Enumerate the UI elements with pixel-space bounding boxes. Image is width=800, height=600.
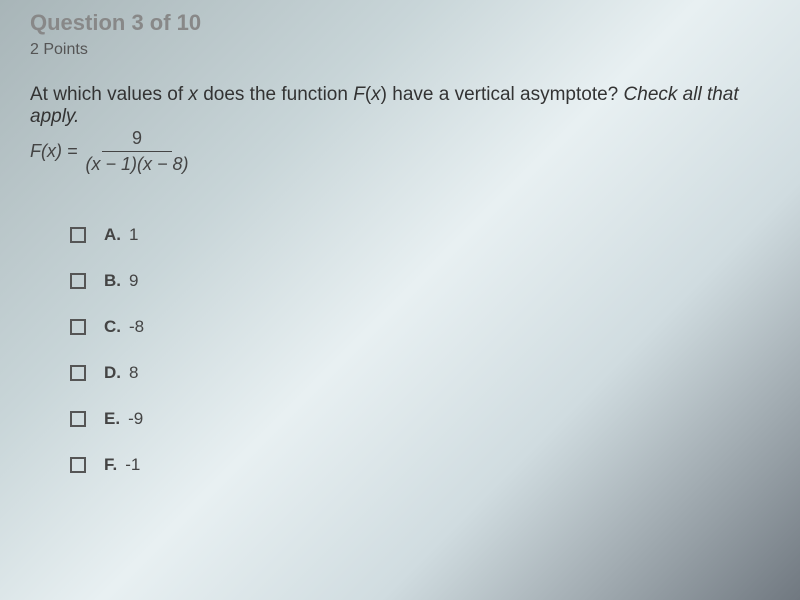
option-value-e: -9	[128, 409, 143, 429]
option-value-f: -1	[125, 455, 140, 475]
question-text-container: At which values of x does the function F…	[30, 84, 770, 128]
checkbox-c[interactable]	[70, 319, 86, 335]
checkbox-b[interactable]	[70, 273, 86, 289]
option-label-b: B.	[104, 271, 121, 291]
option-e: E. -9	[70, 409, 770, 429]
formula: F(x) = 9 (x − 1)(x − 8)	[30, 128, 770, 175]
question-number: Question 3 of 10	[30, 10, 770, 36]
formula-left: F(x) =	[30, 141, 78, 162]
option-value-b: 9	[129, 271, 138, 291]
option-label-a: A.	[104, 225, 121, 245]
option-label-e: E.	[104, 409, 120, 429]
option-b: B. 9	[70, 271, 770, 291]
formula-fraction: 9 (x − 1)(x − 8)	[86, 128, 189, 175]
checkbox-f[interactable]	[70, 457, 86, 473]
option-d: D. 8	[70, 363, 770, 383]
option-value-a: 1	[129, 225, 138, 245]
option-value-c: -8	[129, 317, 144, 337]
points-label: 2 Points	[30, 41, 770, 59]
formula-numerator: 9	[102, 128, 172, 152]
formula-denominator: (x − 1)(x − 8)	[86, 152, 189, 175]
option-f: F. -1	[70, 455, 770, 475]
option-label-d: D.	[104, 363, 121, 383]
checkbox-a[interactable]	[70, 227, 86, 243]
option-label-f: F.	[104, 455, 117, 475]
checkbox-d[interactable]	[70, 365, 86, 381]
options-list: A. 1 B. 9 C. -8 D. 8 E. -9 F. -1	[70, 225, 770, 475]
option-a: A. 1	[70, 225, 770, 245]
option-label-c: C.	[104, 317, 121, 337]
option-value-d: 8	[129, 363, 138, 383]
option-c: C. -8	[70, 317, 770, 337]
checkbox-e[interactable]	[70, 411, 86, 427]
question-prompt: At which values of x does the function F…	[30, 84, 624, 105]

**Set task**
Collect every line of the material above that contains the string "which", matching case exactly.

**Written answer**
question-text-container: At which values of x does the function F…	[30, 84, 770, 128]
question-prompt: At which values of x does the function F…	[30, 84, 624, 105]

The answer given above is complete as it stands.